WHAT YOU WILL DO:
Wherever the string "JSON" occurs in a line of these records, report that line.

(Collected data entries)
——
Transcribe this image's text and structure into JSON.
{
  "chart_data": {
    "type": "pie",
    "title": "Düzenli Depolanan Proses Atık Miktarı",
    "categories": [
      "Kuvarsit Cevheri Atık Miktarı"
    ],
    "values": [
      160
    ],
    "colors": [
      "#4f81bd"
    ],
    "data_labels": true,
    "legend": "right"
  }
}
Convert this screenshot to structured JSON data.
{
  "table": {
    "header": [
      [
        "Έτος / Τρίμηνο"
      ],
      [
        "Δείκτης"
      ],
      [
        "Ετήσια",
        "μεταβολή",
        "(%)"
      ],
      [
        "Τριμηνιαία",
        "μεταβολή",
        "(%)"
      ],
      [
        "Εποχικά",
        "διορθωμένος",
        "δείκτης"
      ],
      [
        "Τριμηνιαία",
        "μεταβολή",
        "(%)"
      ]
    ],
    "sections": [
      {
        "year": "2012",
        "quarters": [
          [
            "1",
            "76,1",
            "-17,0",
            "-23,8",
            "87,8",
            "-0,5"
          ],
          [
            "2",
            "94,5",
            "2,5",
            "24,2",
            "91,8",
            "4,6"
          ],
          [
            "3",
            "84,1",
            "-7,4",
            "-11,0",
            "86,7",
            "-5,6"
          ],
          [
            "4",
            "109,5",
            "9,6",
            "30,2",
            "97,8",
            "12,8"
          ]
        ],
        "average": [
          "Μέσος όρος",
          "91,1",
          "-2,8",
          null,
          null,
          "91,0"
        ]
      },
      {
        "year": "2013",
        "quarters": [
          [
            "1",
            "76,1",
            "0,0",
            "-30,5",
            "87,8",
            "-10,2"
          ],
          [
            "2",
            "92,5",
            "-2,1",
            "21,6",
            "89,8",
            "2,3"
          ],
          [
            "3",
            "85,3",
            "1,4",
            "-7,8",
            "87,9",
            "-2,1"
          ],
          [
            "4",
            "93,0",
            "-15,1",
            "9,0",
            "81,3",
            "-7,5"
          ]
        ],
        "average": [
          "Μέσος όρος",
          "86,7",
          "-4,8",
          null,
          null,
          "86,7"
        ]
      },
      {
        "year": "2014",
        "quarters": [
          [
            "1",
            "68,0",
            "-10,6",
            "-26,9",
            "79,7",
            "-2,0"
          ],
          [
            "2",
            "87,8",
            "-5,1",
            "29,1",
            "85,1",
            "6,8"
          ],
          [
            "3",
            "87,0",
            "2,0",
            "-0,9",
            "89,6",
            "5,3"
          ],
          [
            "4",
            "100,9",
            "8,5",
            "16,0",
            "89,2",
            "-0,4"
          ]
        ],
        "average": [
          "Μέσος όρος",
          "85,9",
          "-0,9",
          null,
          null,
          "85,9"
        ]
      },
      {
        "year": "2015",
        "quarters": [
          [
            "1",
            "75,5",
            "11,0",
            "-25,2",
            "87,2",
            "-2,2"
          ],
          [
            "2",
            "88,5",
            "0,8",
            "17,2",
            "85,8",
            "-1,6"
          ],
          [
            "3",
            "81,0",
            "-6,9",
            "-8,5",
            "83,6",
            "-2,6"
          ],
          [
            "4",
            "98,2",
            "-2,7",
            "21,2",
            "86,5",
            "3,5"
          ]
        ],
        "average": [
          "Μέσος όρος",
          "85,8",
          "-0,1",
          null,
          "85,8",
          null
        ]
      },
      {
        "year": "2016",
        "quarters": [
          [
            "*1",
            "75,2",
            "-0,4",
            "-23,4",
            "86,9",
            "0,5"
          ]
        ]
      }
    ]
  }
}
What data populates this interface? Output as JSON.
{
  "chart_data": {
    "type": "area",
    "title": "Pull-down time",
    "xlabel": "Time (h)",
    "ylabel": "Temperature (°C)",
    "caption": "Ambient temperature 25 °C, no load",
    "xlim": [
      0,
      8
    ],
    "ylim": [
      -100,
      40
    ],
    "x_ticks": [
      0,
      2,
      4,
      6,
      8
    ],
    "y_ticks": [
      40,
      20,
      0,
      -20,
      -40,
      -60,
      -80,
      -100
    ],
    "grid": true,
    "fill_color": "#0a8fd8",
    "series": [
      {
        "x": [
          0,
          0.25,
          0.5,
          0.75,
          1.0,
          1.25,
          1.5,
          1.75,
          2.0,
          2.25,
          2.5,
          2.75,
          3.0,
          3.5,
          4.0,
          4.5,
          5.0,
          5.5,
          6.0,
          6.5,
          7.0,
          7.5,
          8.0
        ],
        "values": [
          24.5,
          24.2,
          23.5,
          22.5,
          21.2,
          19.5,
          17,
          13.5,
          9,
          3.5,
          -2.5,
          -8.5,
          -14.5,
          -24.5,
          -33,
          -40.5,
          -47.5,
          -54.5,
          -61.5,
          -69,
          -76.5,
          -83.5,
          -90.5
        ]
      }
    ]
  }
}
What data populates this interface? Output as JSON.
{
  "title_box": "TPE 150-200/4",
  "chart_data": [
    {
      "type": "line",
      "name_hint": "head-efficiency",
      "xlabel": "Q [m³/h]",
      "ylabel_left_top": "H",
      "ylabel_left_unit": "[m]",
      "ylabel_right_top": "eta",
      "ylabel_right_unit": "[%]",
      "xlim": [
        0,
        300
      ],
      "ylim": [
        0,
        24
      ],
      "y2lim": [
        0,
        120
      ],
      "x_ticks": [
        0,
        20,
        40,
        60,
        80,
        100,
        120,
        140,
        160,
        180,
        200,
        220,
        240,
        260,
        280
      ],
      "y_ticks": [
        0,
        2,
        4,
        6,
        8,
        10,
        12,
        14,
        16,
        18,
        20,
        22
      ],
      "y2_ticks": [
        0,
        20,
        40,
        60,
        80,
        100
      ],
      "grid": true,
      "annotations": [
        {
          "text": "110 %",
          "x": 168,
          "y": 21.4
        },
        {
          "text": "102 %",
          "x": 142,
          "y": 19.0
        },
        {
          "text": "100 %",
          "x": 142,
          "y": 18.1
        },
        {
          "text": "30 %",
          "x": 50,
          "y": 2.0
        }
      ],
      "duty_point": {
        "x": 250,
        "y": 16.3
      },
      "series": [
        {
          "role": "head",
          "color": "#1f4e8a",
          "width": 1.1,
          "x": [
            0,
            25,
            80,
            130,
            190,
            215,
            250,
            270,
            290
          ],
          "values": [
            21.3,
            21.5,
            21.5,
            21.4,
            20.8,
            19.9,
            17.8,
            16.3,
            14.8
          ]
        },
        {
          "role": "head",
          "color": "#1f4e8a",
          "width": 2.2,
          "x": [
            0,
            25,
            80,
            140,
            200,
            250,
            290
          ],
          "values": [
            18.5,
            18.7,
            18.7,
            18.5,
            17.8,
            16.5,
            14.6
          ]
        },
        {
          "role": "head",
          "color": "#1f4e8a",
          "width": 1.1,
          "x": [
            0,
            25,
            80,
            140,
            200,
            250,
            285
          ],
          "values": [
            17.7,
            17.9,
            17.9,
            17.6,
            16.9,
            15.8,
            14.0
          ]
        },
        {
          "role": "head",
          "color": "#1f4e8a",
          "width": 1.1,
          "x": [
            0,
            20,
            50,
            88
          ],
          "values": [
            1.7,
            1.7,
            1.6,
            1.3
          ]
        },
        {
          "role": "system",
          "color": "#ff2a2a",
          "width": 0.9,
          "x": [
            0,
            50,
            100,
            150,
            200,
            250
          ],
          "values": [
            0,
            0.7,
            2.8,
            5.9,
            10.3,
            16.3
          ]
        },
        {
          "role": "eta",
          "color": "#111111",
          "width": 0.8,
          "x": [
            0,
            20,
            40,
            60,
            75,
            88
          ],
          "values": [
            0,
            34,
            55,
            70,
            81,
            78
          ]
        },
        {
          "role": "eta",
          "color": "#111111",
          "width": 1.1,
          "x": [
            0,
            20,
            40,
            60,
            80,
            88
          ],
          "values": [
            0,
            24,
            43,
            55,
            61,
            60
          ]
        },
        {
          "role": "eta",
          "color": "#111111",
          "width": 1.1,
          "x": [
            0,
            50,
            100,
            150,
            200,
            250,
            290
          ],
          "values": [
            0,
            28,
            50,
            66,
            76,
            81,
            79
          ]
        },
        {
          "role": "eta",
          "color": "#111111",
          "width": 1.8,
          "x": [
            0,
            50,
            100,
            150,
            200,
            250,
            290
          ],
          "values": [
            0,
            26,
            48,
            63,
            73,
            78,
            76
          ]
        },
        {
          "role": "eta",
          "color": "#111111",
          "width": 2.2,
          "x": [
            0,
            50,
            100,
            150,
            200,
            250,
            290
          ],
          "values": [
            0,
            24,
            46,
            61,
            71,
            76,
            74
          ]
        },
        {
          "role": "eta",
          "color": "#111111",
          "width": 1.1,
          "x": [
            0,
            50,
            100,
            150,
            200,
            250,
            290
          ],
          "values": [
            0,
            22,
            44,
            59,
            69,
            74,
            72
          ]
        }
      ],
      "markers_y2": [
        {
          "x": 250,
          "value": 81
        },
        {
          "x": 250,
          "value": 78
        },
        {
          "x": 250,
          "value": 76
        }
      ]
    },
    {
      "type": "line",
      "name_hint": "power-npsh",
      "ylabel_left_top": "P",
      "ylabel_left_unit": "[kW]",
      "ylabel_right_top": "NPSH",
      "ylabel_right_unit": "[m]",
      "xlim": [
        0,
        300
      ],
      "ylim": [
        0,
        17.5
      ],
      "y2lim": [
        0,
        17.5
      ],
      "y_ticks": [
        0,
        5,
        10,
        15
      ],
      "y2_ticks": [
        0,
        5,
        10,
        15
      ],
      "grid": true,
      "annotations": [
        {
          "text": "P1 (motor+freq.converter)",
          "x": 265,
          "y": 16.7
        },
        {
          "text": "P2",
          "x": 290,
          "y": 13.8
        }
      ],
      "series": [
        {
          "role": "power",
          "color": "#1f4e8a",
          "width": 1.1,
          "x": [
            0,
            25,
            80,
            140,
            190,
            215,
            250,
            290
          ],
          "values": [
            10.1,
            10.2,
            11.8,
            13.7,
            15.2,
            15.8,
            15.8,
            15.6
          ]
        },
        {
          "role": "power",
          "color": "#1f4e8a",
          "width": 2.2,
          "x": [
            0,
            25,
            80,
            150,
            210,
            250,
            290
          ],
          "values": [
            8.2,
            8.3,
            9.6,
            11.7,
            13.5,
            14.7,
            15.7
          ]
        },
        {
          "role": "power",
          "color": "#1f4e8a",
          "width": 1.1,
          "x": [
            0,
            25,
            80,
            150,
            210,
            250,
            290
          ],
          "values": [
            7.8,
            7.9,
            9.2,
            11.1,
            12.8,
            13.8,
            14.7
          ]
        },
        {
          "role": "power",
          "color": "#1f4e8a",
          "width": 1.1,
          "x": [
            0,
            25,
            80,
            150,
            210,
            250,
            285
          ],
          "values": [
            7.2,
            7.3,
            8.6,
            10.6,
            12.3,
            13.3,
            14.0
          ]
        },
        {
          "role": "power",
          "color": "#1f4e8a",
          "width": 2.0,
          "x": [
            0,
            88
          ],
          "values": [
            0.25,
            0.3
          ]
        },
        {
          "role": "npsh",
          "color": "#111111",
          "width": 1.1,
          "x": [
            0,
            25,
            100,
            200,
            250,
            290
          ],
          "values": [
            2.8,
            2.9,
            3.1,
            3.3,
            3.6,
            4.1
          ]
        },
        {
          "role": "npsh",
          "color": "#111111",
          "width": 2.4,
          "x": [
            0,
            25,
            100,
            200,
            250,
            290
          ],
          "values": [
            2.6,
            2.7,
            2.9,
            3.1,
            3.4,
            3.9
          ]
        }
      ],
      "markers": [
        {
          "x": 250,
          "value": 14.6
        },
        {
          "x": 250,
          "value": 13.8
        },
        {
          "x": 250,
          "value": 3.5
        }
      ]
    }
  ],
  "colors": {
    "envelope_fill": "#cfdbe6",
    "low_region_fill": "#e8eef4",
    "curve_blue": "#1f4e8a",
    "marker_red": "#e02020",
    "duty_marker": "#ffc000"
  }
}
——
ANSWER TO THIS TASK:
Transcribe this image's text and structure into JSON.
Convert this screenshot to structured JSON data.
What data populates this interface? Output as JSON.
What data populates this interface? Output as JSON.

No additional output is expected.